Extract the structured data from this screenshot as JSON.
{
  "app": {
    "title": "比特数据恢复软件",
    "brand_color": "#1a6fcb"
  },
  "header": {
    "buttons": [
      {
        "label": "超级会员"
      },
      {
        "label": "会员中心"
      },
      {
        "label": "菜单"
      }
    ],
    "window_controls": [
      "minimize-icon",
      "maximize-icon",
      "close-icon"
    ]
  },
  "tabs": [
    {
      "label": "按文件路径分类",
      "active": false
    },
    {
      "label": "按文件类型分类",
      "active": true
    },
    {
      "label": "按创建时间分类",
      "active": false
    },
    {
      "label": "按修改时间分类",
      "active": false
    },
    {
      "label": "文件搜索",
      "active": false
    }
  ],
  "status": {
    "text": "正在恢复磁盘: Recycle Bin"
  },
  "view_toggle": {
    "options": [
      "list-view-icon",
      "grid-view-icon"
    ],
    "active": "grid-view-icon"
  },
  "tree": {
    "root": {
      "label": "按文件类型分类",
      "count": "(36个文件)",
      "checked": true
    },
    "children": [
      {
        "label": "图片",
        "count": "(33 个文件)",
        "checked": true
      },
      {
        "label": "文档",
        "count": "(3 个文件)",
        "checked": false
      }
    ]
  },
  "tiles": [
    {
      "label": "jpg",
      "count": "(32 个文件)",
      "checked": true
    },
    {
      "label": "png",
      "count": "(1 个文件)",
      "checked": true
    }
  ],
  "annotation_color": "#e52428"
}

→ Request
Each line of the material should be duplicated exactly, please.

→ Finished exercise
Extract the structured data from this screenshot as JSON.
{
  "app": {
    "title": "比特数据恢复软件",
    "brand_color": "#1a6fcb"
  },
  "header": {
    "buttons": [
      {
        "label": "超级会员"
      },
      {
        "label": "会员中心"
      },
      {
        "label": "菜单"
      }
    ],
    "window_controls": [
      "minimize-icon",
      "maximize-icon",
      "close-icon"
    ]
  },
  "tabs": [
    {
      "label": "按文件路径分类",
      "active": false
    },
    {
      "label": "按文件类型分类",
      "active": true
    },
    {
      "label": "按创建时间分类",
      "active": false
    },
    {
      "label": "按修改时间分类",
      "active": false
    },
    {
      "label": "文件搜索",
      "active": false
    }
  ],
  "status": {
    "text": "正在恢复磁盘: Recycle Bin"
  },
  "view_toggle": {
    "options": [
      "list-view-icon",
      "grid-view-icon"
    ],
    "active": "grid-view-icon"
  },
  "tree": {
    "root": {
      "label": "按文件类型分类",
      "count": "(36个文件)",
      "checked": true
    },
    "children": [
      {
        "label": "图片",
        "count": "(33 个文件)",
        "checked": true
      },
      {
        "label": "文档",
        "count": "(3 个文件)",
        "checked": false
      }
    ]
  },
  "tiles": [
    {
      "label": "jpg",
      "count": "(32 个文件)",
      "checked": true
    },
    {
      "label": "png",
      "count": "(1 个文件)",
      "checked": true
    }
  ],
  "annotation_color": "#e52428"
}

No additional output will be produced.